[A block of data]
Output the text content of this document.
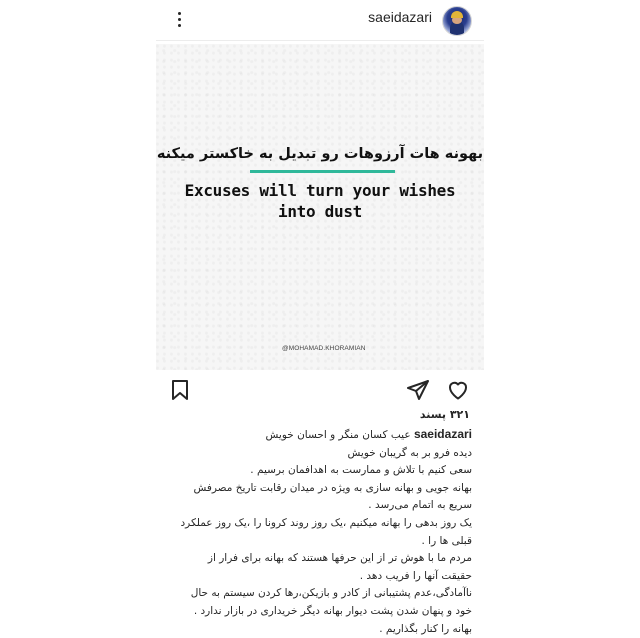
saeidazari
بهونه هات آرزوهات رو تبدیل به خاکستر میکنه
Excuses will turn your wishes
into dust
@MOHAMAD.KHORAMIAN
۳۲۱ پسند
saeidazari عیب کسان منگر و احسان خویش
دیده فرو بر به گریبان خویش
سعی کنیم با تلاش و ممارست به اهدافمان برسیم .
بهانه جویی و بهانه سازی به ویژه در میدان رقابت تاریخ مصرفش
سریع به اتمام می‌رسد .
یک روز بدهی را بهانه میکنیم ،یک روز روند کرونا را ،یک روز عملکرد
قبلی ها را .
مردم ما با هوش تر از این حرفها هستند که بهانه برای فرار از
حقیقت آنها را فریب دهد .
ناآمادگی،عدم پشتیبانی از کادر و بازیکن،رها کردن سیستم به حال
خود و پنهان شدن پشت دیوار بهانه دیگر خریداری در بازار ندارد .
بهانه را کنار بگذاریم .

Instruction — Output, exactly, all the records above; include no pictures.

Solution for this problem —
Output the text content of this document.
saeidazari
بهونه هات آرزوهات رو تبدیل به خاکستر میکنه
Excuses will turn your wishes
into dust
@MOHAMAD.KHORAMIAN
۳۲۱ پسند
saeidazari عیب کسان منگر و احسان خویش
دیده فرو بر به گریبان خویش
سعی کنیم با تلاش و ممارست به اهدافمان برسیم .
بهانه جویی و بهانه سازی به ویژه در میدان رقابت تاریخ مصرفش
سریع به اتمام می‌رسد .
یک روز بدهی را بهانه میکنیم ،یک روز روند کرونا را ،یک روز عملکرد
قبلی ها را .
مردم ما با هوش تر از این حرفها هستند که بهانه برای فرار از
حقیقت آنها را فریب دهد .
ناآمادگی،عدم پشتیبانی از کادر و بازیکن،رها کردن سیستم به حال
خود و پنهان شدن پشت دیوار بهانه دیگر خریداری در بازار ندارد .
بهانه را کنار بگذاریم .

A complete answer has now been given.